■ **Stated goal**:
Locate each line of the material that contains "people", then return it.
━━━ Records shown ━━━
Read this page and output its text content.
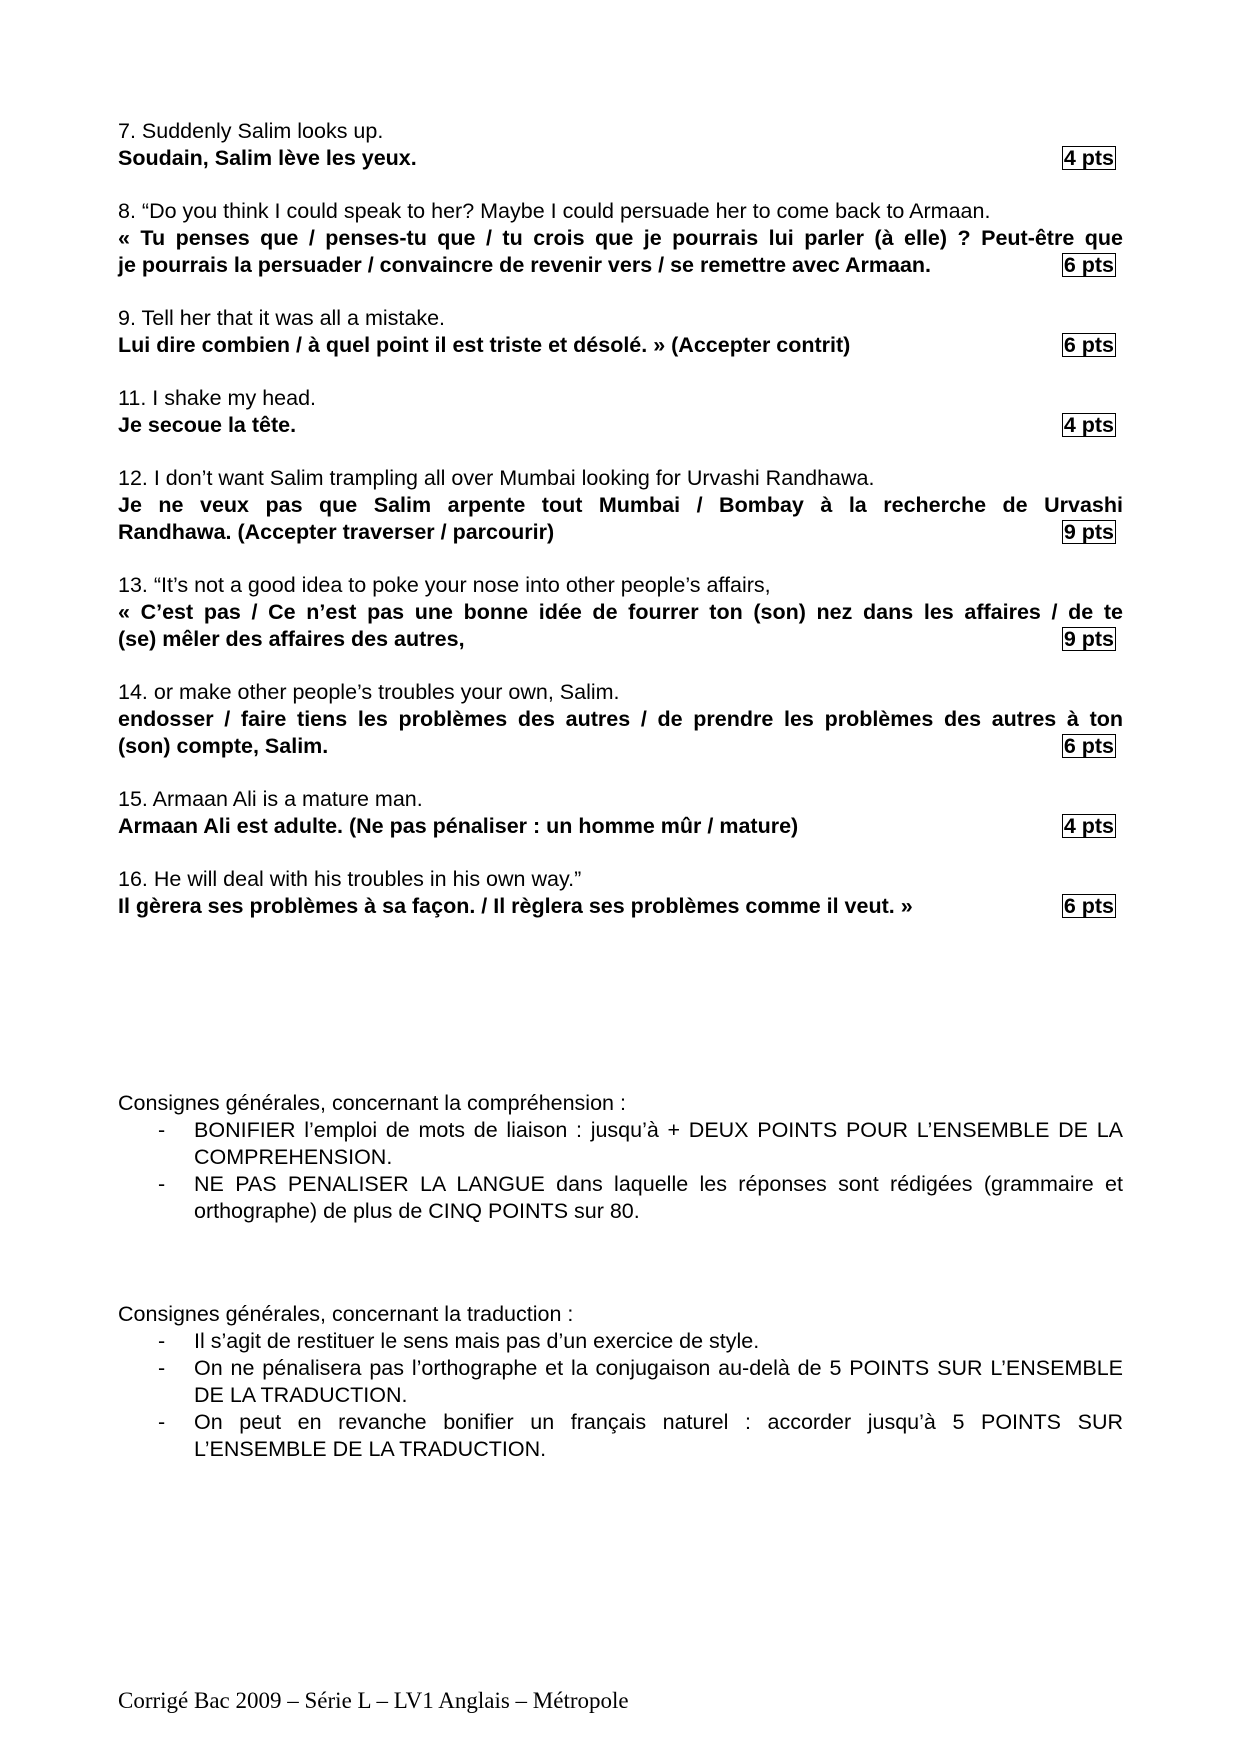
7. Suddenly Salim looks up.
Soudain, Salim lève les yeux.	4 pts
8. “Do you think I could speak to her? Maybe I could persuade her to come back to Armaan.
« Tu penses que / penses-tu que / tu crois que je pourrais lui parler (à elle) ? Peut-être que
je pourrais la persuader / convaincre de revenir vers / se remettre avec Armaan.	6 pts
9. Tell her that it was all a mistake.
Lui dire combien / à quel point il est triste et désolé. » (Accepter contrit)	6 pts
11. I shake my head.
Je secoue la tête.	4 pts
12. I don’t want Salim trampling all over Mumbai looking for Urvashi Randhawa.
Je ne veux pas que Salim arpente tout Mumbai / Bombay à la recherche de Urvashi
Randhawa. (Accepter traverser / parcourir)	9 pts
13. “It’s not a good idea to poke your nose into other people’s affairs,
« C’est pas / Ce n’est pas une bonne idée de fourrer ton (son) nez dans les affaires / de te
(se) mêler des affaires des autres,	9 pts
14. or make other people’s troubles your own, Salim.
endosser / faire tiens les problèmes des autres / de prendre les problèmes des autres à ton
(son) compte, Salim.	6 pts
15. Armaan Ali is a mature man.
Armaan Ali est adulte. (Ne pas pénaliser : un homme mûr / mature)	4 pts
16. He will deal with his troubles in his own way.”
Il gèrera ses problèmes à sa façon. / Il règlera ses problèmes comme il veut. »	6 pts
Consignes générales, concernant la compréhension :
- BONIFIER l’emploi de mots de liaison : jusqu’à + DEUX POINTS POUR L’ENSEMBLE DE LA COMPREHENSION.
- NE PAS PENALISER LA LANGUE dans laquelle les réponses sont rédigées (grammaire et orthographe) de plus de CINQ POINTS sur 80.
Consignes générales, concernant la traduction :
- Il s’agit de restituer le sens mais pas d’un exercice de style.
- On ne pénalisera pas l’orthographe et la conjugaison au-delà de 5 POINTS SUR L’ENSEMBLE DE LA TRADUCTION.
- On peut en revanche bonifier un français naturel : accorder jusqu’à 5 POINTS SUR L’ENSEMBLE DE LA TRADUCTION.
Corrigé Bac 2009 – Série L – LV1 Anglais – Métropole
━━━
■ **Task result**:
13. “It’s not a good idea to poke your nose into other people’s affairs,
14. or make other people’s troubles your own, Salim.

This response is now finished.